• **Instruction**: Reproduce the listing line for line, starting at its first line and stopping after the line that contains "legend-item: e-: [694, 96, 707, 121]". Include both of those lines and change nothing.

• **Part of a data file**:
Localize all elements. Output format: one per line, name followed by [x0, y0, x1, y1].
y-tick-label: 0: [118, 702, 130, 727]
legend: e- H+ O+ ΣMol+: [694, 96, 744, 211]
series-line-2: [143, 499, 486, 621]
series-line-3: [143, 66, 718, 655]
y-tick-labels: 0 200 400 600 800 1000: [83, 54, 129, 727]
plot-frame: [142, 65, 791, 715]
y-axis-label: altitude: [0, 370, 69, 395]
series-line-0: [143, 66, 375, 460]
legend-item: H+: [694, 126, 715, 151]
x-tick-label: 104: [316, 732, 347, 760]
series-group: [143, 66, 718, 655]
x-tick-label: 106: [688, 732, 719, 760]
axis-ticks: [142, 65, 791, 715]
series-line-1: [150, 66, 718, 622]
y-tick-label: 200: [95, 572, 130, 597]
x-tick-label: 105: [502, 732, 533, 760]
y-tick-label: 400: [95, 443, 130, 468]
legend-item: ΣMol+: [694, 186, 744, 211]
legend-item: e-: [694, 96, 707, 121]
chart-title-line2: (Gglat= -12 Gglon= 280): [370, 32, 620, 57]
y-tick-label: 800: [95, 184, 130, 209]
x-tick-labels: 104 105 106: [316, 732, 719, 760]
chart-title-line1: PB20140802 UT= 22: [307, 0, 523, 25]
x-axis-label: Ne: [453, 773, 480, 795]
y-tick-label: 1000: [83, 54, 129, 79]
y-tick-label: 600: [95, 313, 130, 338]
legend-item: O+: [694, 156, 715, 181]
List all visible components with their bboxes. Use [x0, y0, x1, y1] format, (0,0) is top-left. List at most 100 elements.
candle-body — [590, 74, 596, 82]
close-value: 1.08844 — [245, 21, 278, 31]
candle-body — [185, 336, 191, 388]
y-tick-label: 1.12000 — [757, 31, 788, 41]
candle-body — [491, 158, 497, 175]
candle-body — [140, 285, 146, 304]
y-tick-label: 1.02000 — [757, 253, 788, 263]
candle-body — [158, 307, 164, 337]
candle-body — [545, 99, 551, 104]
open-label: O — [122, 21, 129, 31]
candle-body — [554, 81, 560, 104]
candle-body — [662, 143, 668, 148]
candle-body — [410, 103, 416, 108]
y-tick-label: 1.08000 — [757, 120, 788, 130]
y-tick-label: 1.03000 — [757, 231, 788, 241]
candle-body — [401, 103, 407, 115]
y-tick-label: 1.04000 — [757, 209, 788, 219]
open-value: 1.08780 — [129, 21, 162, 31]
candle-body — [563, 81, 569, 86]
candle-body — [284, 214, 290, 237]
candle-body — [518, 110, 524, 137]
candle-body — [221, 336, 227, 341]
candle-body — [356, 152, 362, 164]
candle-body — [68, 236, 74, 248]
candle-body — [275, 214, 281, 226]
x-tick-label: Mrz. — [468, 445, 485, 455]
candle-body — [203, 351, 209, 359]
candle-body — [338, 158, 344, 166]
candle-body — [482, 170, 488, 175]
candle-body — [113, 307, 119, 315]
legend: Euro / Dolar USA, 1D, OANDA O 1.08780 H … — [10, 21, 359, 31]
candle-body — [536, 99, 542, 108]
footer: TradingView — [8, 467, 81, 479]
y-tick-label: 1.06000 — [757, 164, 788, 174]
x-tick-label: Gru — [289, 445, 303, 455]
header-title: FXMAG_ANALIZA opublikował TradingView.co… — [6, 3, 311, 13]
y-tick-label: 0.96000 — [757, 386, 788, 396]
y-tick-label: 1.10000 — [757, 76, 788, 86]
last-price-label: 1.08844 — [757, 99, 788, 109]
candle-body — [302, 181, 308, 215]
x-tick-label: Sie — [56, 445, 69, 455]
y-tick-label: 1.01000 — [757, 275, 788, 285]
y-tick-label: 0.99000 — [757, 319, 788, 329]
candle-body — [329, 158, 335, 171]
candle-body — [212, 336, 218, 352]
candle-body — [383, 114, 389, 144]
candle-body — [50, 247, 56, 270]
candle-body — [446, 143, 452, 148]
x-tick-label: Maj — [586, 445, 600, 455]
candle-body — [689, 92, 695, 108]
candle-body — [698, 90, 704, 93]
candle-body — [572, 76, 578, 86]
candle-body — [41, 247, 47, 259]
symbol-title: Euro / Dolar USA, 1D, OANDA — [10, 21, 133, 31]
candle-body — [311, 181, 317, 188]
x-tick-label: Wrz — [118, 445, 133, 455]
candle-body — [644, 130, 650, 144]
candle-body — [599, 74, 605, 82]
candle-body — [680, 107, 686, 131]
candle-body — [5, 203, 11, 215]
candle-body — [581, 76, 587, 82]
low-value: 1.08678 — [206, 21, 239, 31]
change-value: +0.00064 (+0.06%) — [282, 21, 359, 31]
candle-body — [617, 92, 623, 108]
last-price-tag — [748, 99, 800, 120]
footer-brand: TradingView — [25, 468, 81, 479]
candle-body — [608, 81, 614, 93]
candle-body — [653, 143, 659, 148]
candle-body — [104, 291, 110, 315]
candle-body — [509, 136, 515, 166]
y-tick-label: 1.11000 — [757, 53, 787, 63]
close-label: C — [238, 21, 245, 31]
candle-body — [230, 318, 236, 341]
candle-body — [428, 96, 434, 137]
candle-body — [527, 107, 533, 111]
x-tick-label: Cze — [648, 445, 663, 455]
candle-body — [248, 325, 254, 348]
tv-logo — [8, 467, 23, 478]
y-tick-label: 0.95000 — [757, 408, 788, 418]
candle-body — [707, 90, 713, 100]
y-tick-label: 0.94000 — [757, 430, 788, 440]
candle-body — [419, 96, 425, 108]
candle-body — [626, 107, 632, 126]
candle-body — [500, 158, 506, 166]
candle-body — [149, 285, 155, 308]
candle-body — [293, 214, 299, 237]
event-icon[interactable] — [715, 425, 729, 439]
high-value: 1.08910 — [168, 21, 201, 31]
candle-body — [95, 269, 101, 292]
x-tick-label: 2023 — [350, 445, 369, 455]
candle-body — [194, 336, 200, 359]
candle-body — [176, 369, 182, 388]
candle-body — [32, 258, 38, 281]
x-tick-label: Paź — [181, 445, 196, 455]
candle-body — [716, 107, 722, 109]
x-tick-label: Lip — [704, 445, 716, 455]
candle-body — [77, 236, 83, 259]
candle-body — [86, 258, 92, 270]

• **Result of this exercise**:
Localize all elements. Output format: one per line, name followed by [x0, y0, x1, y1].
y-tick-label: 0: [118, 702, 130, 727]
legend: e- H+ O+ ΣMol+: [694, 96, 744, 211]
series-line-2: [143, 499, 486, 621]
series-line-3: [143, 66, 718, 655]
y-tick-labels: 0 200 400 600 800 1000: [83, 54, 129, 727]
plot-frame: [142, 65, 791, 715]
y-axis-label: altitude: [0, 370, 69, 395]
series-line-0: [143, 66, 375, 460]
legend-item: H+: [694, 126, 715, 151]
x-tick-label: 104: [316, 732, 347, 760]
series-group: [143, 66, 718, 655]
x-tick-label: 106: [688, 732, 719, 760]
axis-ticks: [142, 65, 791, 715]
series-line-1: [150, 66, 718, 622]
y-tick-label: 200: [95, 572, 130, 597]
x-tick-label: 105: [502, 732, 533, 760]
y-tick-label: 400: [95, 443, 130, 468]
legend-item: ΣMol+: [694, 186, 744, 211]
legend-item: e-: [694, 96, 707, 121]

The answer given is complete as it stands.